◆ Set task:
Echo the lines from the start of the records up to and including the line with "nav-ung-vien[interactable]: ỨNG VIÊN".
%%
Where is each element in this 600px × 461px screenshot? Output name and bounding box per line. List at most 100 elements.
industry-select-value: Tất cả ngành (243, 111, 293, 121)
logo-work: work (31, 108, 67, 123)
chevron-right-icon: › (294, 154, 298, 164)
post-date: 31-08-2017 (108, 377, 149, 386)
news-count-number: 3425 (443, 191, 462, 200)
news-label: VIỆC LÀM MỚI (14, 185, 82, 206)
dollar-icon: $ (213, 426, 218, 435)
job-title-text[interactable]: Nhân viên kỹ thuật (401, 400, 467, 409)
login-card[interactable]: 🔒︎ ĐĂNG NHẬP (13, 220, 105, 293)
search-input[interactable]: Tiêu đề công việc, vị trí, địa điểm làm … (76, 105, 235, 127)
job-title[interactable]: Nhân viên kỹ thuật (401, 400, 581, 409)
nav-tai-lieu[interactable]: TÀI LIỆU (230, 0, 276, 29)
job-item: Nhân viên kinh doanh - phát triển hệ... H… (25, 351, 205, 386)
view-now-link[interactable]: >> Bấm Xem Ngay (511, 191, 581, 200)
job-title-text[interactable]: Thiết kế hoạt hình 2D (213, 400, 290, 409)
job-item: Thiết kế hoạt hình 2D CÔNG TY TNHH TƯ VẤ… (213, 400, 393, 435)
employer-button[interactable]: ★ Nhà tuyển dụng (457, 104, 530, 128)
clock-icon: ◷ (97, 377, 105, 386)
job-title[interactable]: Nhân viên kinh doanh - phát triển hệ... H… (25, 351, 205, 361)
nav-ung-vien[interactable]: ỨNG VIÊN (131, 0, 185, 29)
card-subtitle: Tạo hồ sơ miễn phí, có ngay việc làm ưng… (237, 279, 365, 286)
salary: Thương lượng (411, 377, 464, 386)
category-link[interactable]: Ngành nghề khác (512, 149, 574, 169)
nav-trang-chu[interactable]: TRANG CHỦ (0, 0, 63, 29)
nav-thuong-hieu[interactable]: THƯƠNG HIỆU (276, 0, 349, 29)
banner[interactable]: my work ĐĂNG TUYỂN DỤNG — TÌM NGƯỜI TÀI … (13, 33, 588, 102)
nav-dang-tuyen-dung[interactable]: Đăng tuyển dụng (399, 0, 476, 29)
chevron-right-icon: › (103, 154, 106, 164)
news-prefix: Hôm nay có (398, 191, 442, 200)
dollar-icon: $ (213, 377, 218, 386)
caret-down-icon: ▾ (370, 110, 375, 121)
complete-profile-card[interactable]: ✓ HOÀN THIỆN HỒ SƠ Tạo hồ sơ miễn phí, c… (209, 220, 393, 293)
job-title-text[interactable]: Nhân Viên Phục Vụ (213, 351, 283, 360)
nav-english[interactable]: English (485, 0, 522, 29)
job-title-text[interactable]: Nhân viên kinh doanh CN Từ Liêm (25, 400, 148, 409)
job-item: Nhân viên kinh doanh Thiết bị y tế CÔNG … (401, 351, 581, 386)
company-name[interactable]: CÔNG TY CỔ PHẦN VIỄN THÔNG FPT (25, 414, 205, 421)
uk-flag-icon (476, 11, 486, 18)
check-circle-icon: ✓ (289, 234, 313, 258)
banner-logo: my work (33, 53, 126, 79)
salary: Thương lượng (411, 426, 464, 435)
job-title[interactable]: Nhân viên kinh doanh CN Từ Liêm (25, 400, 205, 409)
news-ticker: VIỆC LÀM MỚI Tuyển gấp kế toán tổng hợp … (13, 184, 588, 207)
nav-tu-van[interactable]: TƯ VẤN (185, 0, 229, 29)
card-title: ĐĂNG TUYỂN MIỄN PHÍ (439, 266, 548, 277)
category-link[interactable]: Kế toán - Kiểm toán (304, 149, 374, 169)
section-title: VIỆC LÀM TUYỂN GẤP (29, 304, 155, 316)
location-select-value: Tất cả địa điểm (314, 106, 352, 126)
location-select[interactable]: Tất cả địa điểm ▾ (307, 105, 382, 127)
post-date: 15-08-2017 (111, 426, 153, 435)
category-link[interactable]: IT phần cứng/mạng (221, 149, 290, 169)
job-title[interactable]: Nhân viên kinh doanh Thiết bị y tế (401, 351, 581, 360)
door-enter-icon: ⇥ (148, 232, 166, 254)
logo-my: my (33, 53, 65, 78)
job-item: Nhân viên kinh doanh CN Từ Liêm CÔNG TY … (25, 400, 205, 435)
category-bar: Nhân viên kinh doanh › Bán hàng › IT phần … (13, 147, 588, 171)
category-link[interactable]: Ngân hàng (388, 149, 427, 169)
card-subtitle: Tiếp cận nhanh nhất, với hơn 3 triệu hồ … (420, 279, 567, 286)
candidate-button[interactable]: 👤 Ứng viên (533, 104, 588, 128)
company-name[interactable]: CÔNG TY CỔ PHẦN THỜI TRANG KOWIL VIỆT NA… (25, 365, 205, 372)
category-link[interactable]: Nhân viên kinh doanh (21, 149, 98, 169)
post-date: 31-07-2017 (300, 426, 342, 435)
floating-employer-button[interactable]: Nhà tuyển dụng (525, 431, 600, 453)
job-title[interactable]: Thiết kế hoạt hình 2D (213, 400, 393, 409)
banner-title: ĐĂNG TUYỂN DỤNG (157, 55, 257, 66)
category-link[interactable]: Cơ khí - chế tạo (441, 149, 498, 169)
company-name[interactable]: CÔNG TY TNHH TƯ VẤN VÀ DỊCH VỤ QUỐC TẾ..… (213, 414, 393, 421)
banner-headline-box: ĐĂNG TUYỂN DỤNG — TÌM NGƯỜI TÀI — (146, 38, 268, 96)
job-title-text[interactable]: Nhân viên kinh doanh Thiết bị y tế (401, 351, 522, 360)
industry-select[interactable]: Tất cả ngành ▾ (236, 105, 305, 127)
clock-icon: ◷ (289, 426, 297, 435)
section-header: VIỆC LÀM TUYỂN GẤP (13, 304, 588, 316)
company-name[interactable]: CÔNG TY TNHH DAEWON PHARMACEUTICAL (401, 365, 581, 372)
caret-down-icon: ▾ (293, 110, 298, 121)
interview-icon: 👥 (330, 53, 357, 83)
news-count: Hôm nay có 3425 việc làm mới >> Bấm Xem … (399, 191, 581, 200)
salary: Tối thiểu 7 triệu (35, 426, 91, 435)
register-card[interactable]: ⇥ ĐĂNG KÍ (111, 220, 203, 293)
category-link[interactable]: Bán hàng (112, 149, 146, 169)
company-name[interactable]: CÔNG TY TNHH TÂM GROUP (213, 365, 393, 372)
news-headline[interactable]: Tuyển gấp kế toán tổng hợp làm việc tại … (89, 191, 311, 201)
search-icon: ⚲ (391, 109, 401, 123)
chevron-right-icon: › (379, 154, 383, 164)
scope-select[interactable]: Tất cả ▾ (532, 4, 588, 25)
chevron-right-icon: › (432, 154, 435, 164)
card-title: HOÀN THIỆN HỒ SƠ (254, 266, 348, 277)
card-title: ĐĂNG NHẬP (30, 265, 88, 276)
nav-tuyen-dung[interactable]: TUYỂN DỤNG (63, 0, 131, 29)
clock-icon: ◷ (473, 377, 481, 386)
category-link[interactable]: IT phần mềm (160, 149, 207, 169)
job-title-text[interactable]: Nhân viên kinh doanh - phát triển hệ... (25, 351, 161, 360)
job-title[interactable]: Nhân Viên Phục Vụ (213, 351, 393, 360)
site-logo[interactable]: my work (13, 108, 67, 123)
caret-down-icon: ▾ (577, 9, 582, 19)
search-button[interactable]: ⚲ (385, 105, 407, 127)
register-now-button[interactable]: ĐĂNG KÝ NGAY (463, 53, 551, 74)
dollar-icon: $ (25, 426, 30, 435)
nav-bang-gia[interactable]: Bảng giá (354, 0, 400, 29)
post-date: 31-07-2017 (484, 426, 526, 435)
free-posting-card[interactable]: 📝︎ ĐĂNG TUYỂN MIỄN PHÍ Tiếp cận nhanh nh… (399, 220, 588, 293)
%%
◆ Answer in full:
Where is each element in this 600px × 461px screenshot? Output name and bounding box per line. List at most 100 elements.
industry-select-value: Tất cả ngành (243, 111, 293, 121)
logo-work: work (31, 108, 67, 123)
chevron-right-icon: › (294, 154, 298, 164)
post-date: 31-08-2017 (108, 377, 149, 386)
news-count-number: 3425 (443, 191, 462, 200)
news-label: VIỆC LÀM MỚI (14, 185, 82, 206)
dollar-icon: $ (213, 426, 218, 435)
job-title-text[interactable]: Nhân viên kỹ thuật (401, 400, 467, 409)
login-card[interactable]: 🔒︎ ĐĂNG NHẬP (13, 220, 105, 293)
search-input[interactable]: Tiêu đề công việc, vị trí, địa điểm làm … (76, 105, 235, 127)
job-title[interactable]: Nhân viên kỹ thuật (401, 400, 581, 409)
nav-tai-lieu[interactable]: TÀI LIỆU (230, 0, 276, 29)
job-item: Nhân viên kinh doanh - phát triển hệ... H… (25, 351, 205, 386)
view-now-link[interactable]: >> Bấm Xem Ngay (511, 191, 581, 200)
job-title-text[interactable]: Thiết kế hoạt hình 2D (213, 400, 290, 409)
job-item: Thiết kế hoạt hình 2D CÔNG TY TNHH TƯ VẤ… (213, 400, 393, 435)
employer-button[interactable]: ★ Nhà tuyển dụng (457, 104, 530, 128)
clock-icon: ◷ (97, 377, 105, 386)
job-title[interactable]: Nhân viên kinh doanh - phát triển hệ... H… (25, 351, 205, 361)
nav-ung-vien[interactable]: ỨNG VIÊN (131, 0, 185, 29)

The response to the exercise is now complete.